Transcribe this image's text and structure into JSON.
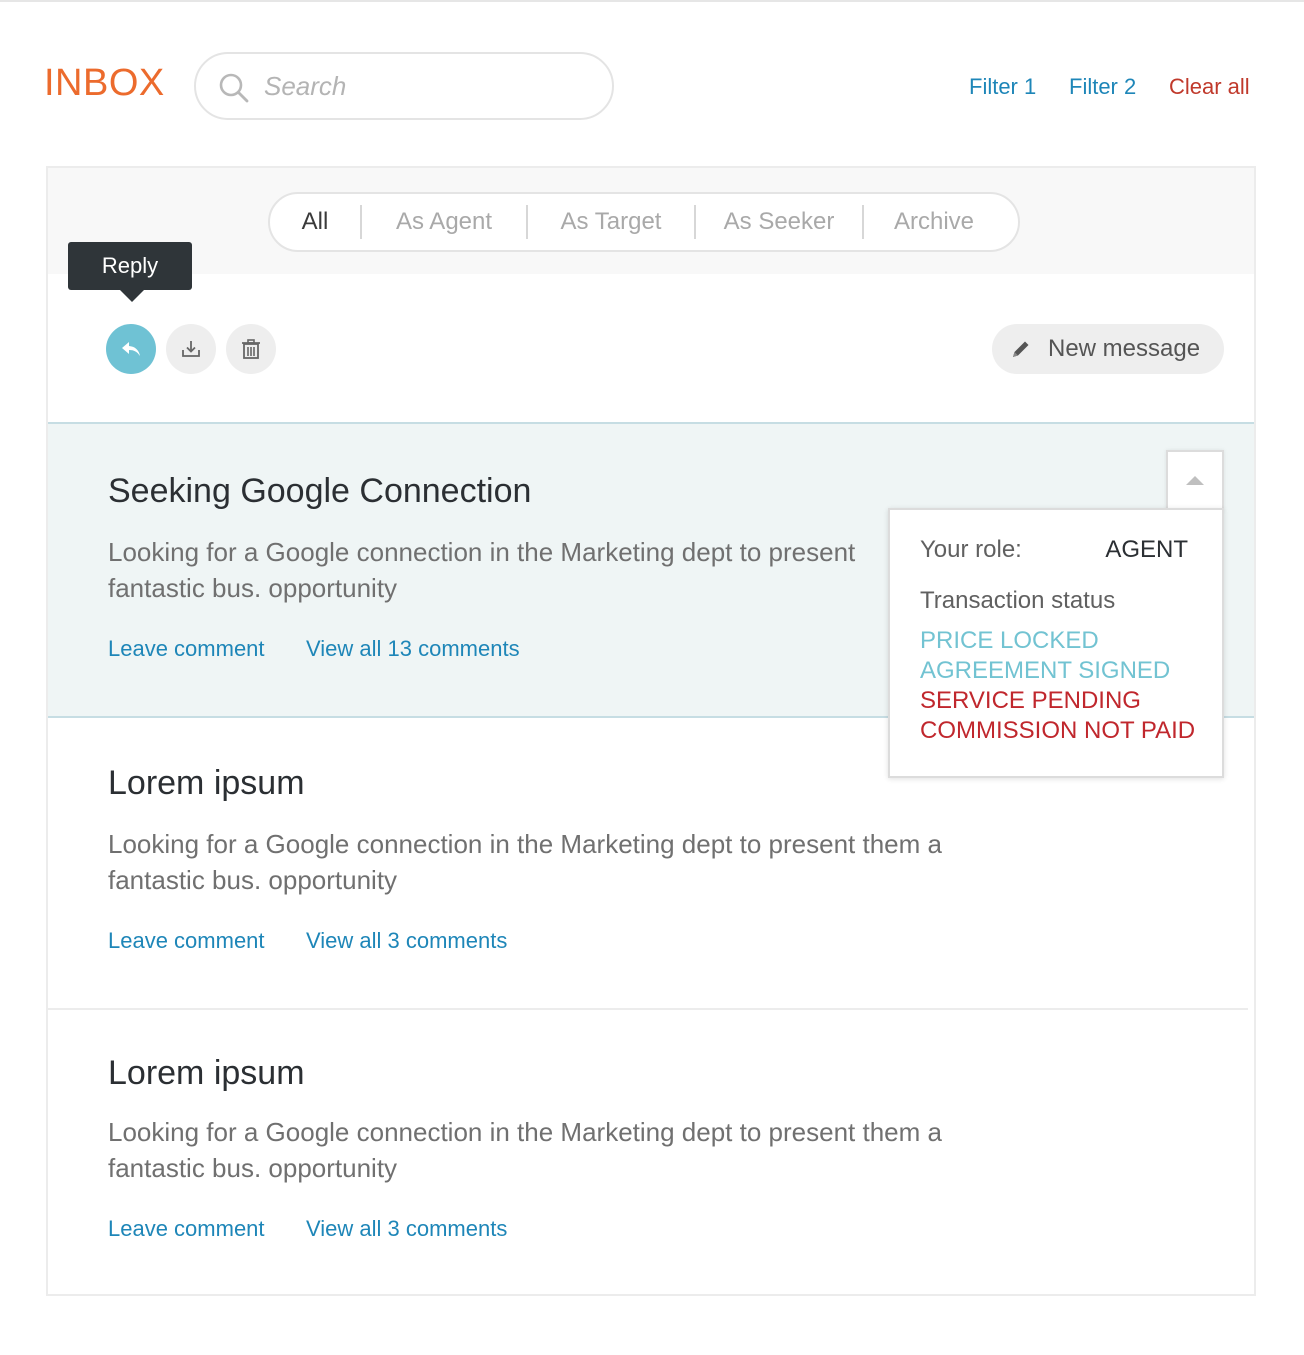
{
  "header": {
    "title": "INBOX",
    "search_placeholder": "Search",
    "search_value": "",
    "filters": [
      "Filter 1",
      "Filter 2"
    ],
    "clear_label": "Clear all"
  },
  "tabs": [
    "All",
    "As Agent",
    "As Target",
    "As Seeker",
    "Archive"
  ],
  "active_tab": "All",
  "toolbar": {
    "tooltip": "Reply",
    "new_message_label": "New message"
  },
  "messages": [
    {
      "title": "Seeking Google Connection",
      "body_line1": "Looking for a Google connection in the Marketing dept to present",
      "body_line2": "fantastic bus. opportunity",
      "leave_comment": "Leave comment",
      "view_comments": "View all 13 comments",
      "selected": true
    },
    {
      "title": "Lorem ipsum",
      "body_line1": "Looking for a Google connection in the Marketing dept to present them a",
      "body_line2": "fantastic bus. opportunity",
      "leave_comment": "Leave comment",
      "view_comments": "View all 3 comments"
    },
    {
      "title": "Lorem ipsum",
      "body_line1": "Looking for a Google connection in the Marketing dept to present them a",
      "body_line2": "fantastic bus. opportunity",
      "leave_comment": "Leave comment",
      "view_comments": "View all 3 comments"
    }
  ],
  "details": {
    "role_label": "Your role:",
    "role_value": "AGENT",
    "status_label": "Transaction status",
    "statuses": [
      {
        "text": "PRICE LOCKED",
        "color": "#72c3d2"
      },
      {
        "text": "AGREEMENT SIGNED",
        "color": "#72c3d2"
      },
      {
        "text": "SERVICE PENDING",
        "color": "#c0272d"
      },
      {
        "text": "COMMISSION NOT PAID",
        "color": "#c0272d"
      }
    ]
  },
  "colors": {
    "brand": "#ec6b2d",
    "link": "#1e86b8",
    "danger": "#c0392b",
    "reply_button": "#6fc2d4",
    "selected_row": "#eff5f5"
  },
  "icons": [
    "search-icon",
    "reply-icon",
    "download-icon",
    "trash-icon",
    "pencil-icon",
    "caret-up-icon"
  ]
}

━━━━━━

YOUR GOAL
Repeat all the data as it stands, dropping any images it holds.

COMPLETE RESPONSE
Transcribe this image's text and structure into JSON.
{
  "header": {
    "title": "INBOX",
    "search_placeholder": "Search",
    "search_value": "",
    "filters": [
      "Filter 1",
      "Filter 2"
    ],
    "clear_label": "Clear all"
  },
  "tabs": [
    "All",
    "As Agent",
    "As Target",
    "As Seeker",
    "Archive"
  ],
  "active_tab": "All",
  "toolbar": {
    "tooltip": "Reply",
    "new_message_label": "New message"
  },
  "messages": [
    {
      "title": "Seeking Google Connection",
      "body_line1": "Looking for a Google connection in the Marketing dept to present",
      "body_line2": "fantastic bus. opportunity",
      "leave_comment": "Leave comment",
      "view_comments": "View all 13 comments",
      "selected": true
    },
    {
      "title": "Lorem ipsum",
      "body_line1": "Looking for a Google connection in the Marketing dept to present them a",
      "body_line2": "fantastic bus. opportunity",
      "leave_comment": "Leave comment",
      "view_comments": "View all 3 comments"
    },
    {
      "title": "Lorem ipsum",
      "body_line1": "Looking for a Google connection in the Marketing dept to present them a",
      "body_line2": "fantastic bus. opportunity",
      "leave_comment": "Leave comment",
      "view_comments": "View all 3 comments"
    }
  ],
  "details": {
    "role_label": "Your role:",
    "role_value": "AGENT",
    "status_label": "Transaction status",
    "statuses": [
      {
        "text": "PRICE LOCKED",
        "color": "#72c3d2"
      },
      {
        "text": "AGREEMENT SIGNED",
        "color": "#72c3d2"
      },
      {
        "text": "SERVICE PENDING",
        "color": "#c0272d"
      },
      {
        "text": "COMMISSION NOT PAID",
        "color": "#c0272d"
      }
    ]
  },
  "colors": {
    "brand": "#ec6b2d",
    "link": "#1e86b8",
    "danger": "#c0392b",
    "reply_button": "#6fc2d4",
    "selected_row": "#eff5f5"
  },
  "icons": [
    "search-icon",
    "reply-icon",
    "download-icon",
    "trash-icon",
    "pencil-icon",
    "caret-up-icon"
  ]
}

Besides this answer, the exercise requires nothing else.